### INSTRUCTIONS FOR THE TASK
Set the following entries down again exactly, line by line.

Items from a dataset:
▬▬▬▬▬▬▬▬▬▬

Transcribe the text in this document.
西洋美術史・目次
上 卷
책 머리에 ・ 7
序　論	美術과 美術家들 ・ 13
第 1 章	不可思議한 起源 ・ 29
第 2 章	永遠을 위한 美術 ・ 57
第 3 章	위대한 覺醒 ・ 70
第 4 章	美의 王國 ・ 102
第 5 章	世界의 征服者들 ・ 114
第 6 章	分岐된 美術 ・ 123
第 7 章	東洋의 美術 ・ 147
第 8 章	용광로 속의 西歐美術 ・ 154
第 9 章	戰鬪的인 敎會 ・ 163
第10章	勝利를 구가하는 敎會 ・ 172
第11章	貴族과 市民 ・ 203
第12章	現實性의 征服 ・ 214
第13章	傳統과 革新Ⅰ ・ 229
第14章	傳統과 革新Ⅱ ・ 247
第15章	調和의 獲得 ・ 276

▬▬▬▬▬▬▬▬▬▬

### ANSWER TO THE TASK
Transcribe the text in this document.
西洋美術史・目次
上 卷
책 머리에 ・ 7
序　論	美術과 美術家들 ・ 13
第 1 章	不可思議한 起源 ・ 29
第 2 章	永遠을 위한 美術 ・ 57
第 3 章	위대한 覺醒 ・ 70
第 4 章	美의 王國 ・ 102
第 5 章	世界의 征服者들 ・ 114
第 6 章	分岐된 美術 ・ 123
第 7 章	東洋의 美術 ・ 147
第 8 章	용광로 속의 西歐美術 ・ 154
第 9 章	戰鬪的인 敎會 ・ 163
第10章	勝利를 구가하는 敎會 ・ 172
第11章	貴族과 市民 ・ 203
第12章	現實性의 征服 ・ 214
第13章	傳統과 革新Ⅰ ・ 229
第14章	傳統과 革新Ⅱ ・ 247
第15章	調和의 獲得 ・ 276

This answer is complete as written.